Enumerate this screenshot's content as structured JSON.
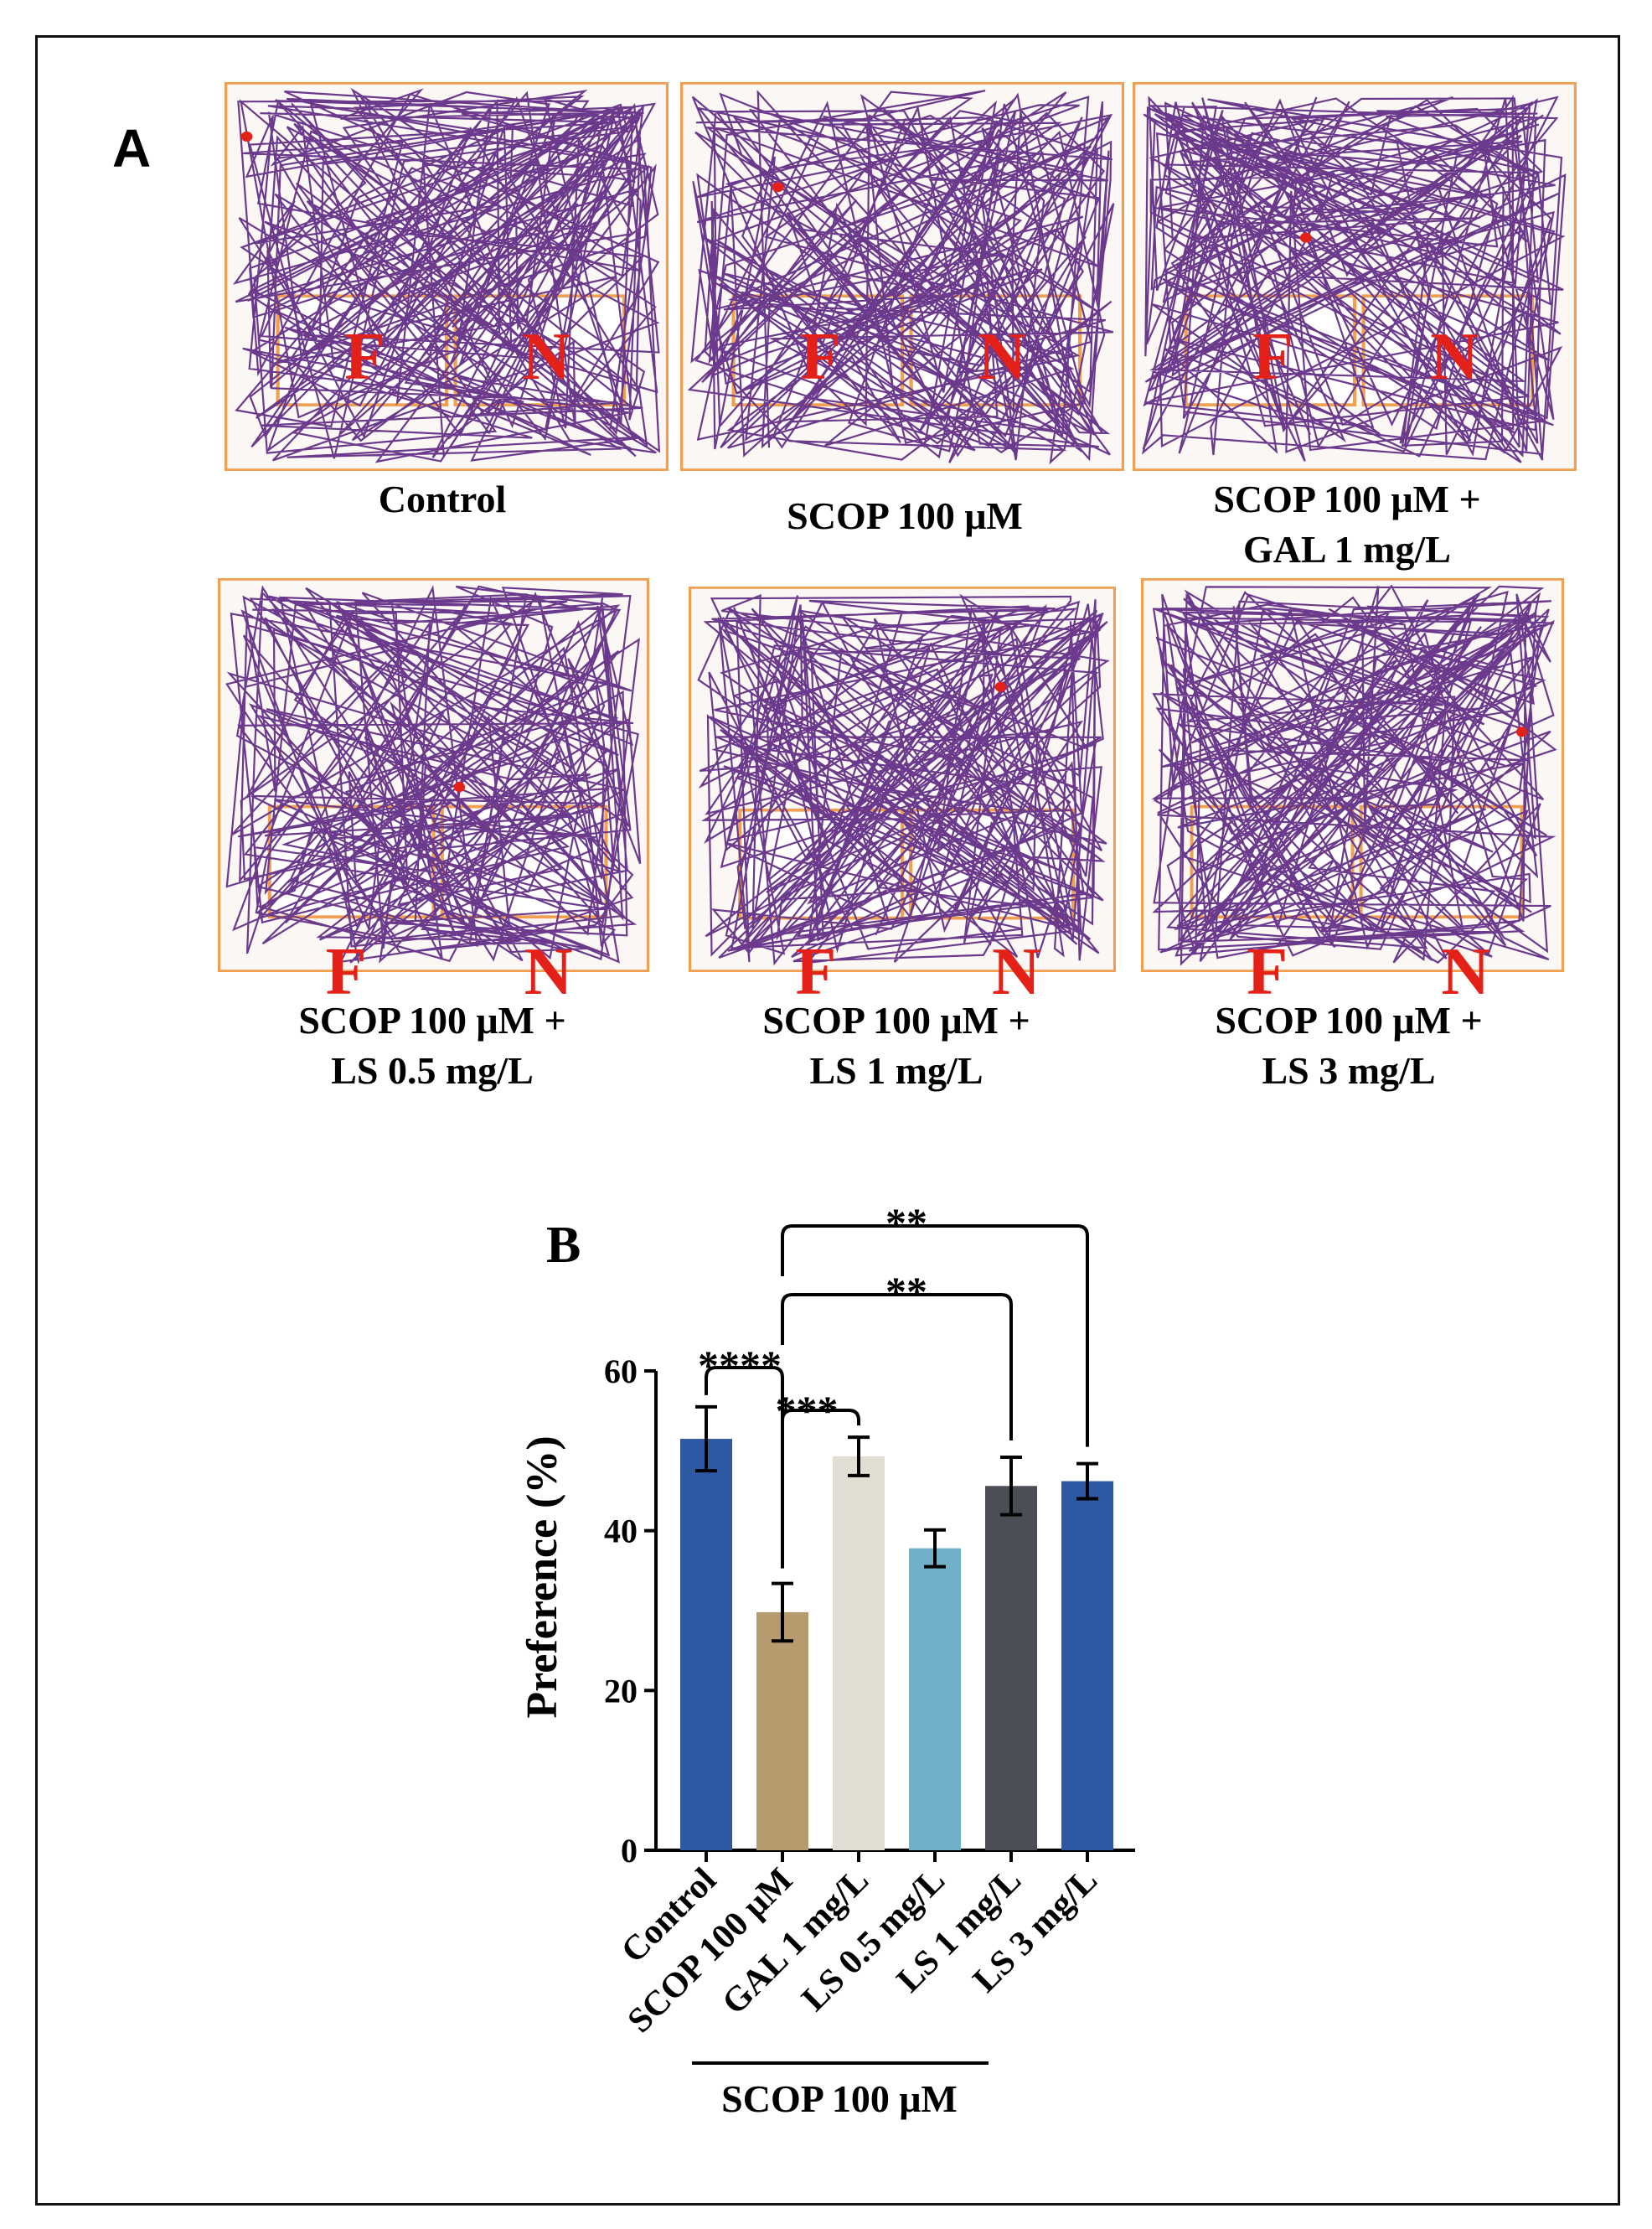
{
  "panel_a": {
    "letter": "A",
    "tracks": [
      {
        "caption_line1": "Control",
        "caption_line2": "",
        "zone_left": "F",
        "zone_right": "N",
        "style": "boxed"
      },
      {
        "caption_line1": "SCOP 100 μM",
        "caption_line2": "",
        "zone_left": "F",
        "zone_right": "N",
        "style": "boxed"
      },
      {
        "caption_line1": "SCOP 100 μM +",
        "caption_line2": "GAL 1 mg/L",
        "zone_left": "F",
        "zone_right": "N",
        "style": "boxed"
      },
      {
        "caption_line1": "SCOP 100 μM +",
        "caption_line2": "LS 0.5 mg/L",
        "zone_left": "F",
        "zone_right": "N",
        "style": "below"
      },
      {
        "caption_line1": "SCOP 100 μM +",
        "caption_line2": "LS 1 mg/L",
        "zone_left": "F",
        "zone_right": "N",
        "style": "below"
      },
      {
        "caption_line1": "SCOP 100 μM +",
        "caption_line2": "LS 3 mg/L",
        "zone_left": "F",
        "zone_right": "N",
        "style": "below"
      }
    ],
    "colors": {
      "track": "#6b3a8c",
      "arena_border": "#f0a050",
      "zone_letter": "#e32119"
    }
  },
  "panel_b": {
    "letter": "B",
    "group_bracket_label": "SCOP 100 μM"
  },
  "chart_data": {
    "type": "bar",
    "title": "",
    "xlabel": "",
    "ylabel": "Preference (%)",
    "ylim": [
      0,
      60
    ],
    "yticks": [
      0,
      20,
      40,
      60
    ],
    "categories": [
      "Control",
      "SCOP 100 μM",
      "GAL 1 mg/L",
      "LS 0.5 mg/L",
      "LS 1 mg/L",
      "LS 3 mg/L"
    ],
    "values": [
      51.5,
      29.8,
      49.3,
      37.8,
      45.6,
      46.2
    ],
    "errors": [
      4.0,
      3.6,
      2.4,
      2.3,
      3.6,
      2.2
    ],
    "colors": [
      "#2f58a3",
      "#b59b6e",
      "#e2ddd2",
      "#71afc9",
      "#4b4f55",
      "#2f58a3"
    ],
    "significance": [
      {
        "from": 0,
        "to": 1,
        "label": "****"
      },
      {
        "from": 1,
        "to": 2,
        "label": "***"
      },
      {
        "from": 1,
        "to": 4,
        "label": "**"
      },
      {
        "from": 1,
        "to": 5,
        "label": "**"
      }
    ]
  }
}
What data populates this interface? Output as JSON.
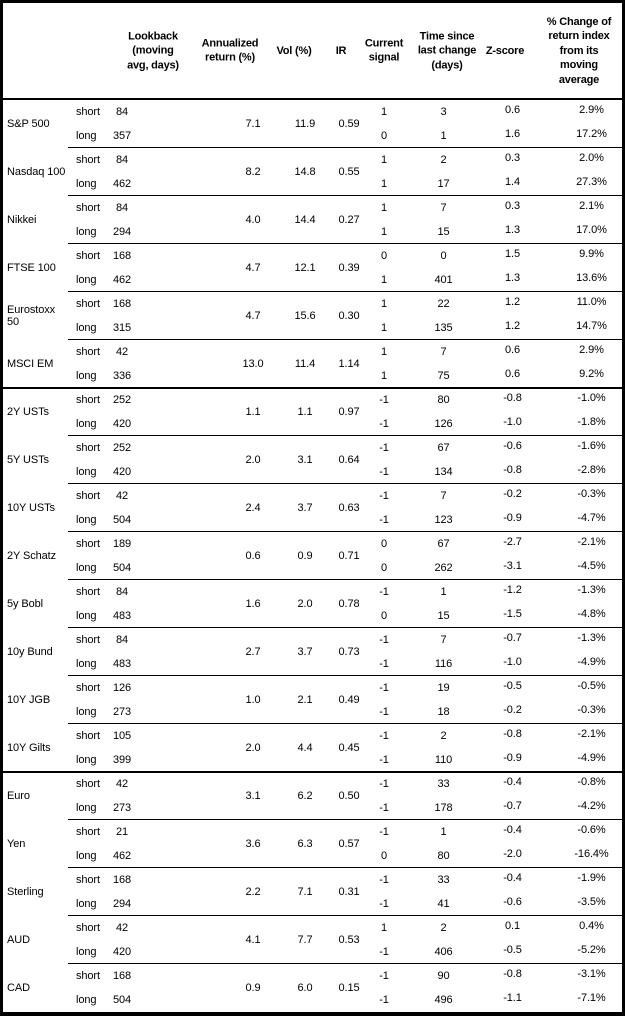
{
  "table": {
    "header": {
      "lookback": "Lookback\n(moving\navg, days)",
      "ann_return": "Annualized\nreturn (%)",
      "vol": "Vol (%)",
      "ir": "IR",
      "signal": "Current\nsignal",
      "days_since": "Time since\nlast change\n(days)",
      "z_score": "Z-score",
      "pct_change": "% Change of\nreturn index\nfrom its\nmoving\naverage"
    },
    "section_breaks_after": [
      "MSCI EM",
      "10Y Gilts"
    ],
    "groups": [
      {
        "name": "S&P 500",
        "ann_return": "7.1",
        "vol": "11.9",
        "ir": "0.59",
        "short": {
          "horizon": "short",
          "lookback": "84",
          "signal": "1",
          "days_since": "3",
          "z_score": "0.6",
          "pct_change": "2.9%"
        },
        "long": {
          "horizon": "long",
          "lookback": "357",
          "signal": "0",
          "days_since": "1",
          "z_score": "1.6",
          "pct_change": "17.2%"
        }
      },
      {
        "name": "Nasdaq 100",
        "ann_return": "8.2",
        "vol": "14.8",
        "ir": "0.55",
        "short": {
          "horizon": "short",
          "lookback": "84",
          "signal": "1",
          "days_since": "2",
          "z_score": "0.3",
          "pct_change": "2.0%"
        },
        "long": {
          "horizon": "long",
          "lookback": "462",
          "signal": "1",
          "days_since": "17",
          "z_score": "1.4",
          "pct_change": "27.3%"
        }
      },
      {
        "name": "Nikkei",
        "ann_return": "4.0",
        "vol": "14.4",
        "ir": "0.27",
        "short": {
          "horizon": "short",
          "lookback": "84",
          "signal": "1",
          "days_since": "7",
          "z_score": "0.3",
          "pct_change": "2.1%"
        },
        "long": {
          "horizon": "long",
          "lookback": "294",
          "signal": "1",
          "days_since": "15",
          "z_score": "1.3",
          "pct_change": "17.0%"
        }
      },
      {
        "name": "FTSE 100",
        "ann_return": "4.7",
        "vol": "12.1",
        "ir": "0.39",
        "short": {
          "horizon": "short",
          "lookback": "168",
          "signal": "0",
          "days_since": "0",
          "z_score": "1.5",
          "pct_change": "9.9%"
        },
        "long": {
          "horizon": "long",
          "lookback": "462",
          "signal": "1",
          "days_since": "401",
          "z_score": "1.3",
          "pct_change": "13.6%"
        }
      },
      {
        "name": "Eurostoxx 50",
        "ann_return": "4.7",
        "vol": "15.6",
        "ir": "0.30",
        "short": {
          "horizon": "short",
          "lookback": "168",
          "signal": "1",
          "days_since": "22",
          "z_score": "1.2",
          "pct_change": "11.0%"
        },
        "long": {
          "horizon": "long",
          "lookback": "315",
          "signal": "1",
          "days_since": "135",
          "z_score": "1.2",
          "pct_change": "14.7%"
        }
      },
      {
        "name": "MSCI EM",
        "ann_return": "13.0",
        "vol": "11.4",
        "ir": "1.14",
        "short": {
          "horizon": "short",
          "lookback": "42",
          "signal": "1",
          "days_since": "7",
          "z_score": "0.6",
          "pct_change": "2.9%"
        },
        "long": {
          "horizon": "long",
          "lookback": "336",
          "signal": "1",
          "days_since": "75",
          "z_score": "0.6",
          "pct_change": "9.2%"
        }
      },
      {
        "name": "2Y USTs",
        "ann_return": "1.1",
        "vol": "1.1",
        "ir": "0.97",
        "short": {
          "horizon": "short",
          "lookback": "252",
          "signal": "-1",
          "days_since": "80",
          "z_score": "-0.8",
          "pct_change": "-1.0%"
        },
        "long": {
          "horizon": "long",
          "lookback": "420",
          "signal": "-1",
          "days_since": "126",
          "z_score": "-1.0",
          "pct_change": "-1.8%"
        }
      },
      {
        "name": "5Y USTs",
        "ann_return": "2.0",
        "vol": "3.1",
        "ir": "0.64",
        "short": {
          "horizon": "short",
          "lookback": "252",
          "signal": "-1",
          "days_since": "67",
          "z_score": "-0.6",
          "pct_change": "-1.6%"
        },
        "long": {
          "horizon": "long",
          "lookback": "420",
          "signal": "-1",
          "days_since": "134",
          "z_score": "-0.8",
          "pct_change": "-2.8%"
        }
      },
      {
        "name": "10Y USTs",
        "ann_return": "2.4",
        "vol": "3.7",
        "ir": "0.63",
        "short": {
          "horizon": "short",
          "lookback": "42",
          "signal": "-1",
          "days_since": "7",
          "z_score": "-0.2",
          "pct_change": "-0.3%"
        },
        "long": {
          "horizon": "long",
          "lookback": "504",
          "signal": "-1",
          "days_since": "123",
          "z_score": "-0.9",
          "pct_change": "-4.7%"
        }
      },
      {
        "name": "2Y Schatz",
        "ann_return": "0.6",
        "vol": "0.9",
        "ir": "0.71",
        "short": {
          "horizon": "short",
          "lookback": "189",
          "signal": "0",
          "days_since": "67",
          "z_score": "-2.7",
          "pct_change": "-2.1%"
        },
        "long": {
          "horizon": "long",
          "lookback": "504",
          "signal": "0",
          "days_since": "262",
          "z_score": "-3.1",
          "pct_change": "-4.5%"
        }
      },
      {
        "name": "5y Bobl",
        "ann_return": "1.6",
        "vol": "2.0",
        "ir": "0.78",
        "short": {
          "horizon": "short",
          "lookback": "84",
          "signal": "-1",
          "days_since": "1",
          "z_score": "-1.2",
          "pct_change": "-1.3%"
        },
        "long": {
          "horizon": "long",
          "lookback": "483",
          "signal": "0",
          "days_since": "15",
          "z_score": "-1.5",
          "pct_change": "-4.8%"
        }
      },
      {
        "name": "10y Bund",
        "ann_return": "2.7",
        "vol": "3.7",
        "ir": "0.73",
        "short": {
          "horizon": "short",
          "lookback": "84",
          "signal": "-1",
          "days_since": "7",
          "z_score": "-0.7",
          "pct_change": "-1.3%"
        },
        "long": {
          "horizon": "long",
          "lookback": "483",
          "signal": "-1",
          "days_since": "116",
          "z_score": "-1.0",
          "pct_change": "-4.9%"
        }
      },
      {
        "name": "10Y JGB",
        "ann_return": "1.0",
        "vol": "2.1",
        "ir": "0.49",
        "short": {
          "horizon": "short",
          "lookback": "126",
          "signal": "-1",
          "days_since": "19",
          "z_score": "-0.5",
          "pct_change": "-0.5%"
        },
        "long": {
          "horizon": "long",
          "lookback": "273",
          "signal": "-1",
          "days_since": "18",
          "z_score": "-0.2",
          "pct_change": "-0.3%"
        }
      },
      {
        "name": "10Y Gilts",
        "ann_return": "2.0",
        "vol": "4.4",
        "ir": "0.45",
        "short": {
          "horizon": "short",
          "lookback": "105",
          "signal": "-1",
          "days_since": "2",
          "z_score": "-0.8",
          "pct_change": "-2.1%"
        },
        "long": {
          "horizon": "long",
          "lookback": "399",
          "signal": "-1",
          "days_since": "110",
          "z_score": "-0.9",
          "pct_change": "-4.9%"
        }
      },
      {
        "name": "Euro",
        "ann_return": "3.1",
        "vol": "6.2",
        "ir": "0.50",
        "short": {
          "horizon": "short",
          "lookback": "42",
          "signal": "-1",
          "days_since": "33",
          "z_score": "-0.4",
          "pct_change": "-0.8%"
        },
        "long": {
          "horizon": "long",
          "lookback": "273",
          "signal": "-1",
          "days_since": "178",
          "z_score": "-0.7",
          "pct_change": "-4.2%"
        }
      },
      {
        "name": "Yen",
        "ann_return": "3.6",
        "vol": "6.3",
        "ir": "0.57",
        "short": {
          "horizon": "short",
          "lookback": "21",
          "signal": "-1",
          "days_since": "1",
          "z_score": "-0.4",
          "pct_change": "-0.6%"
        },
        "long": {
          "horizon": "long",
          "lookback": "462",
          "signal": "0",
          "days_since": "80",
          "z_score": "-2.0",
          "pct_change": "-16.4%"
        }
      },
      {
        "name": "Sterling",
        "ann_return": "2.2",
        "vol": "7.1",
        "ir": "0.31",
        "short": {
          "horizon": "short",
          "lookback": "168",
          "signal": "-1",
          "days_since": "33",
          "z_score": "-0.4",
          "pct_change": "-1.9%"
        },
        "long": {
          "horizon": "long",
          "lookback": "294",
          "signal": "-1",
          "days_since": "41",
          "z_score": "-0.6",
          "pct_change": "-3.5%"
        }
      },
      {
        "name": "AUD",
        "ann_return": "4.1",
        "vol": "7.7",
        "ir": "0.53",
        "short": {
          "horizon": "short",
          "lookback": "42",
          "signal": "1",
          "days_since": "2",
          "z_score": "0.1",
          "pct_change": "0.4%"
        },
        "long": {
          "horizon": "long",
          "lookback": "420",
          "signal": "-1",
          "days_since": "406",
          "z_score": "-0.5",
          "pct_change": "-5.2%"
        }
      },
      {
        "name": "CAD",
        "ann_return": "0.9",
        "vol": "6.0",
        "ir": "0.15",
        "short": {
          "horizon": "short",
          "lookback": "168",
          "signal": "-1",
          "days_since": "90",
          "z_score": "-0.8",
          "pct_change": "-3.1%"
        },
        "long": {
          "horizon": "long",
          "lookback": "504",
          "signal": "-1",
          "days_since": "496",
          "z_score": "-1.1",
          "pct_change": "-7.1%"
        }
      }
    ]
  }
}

- - - -

*OBJECTIVE*:
Write the number of lines containing the word "nreturn" and nothing besides it.

*FULL OUTPUT*:
2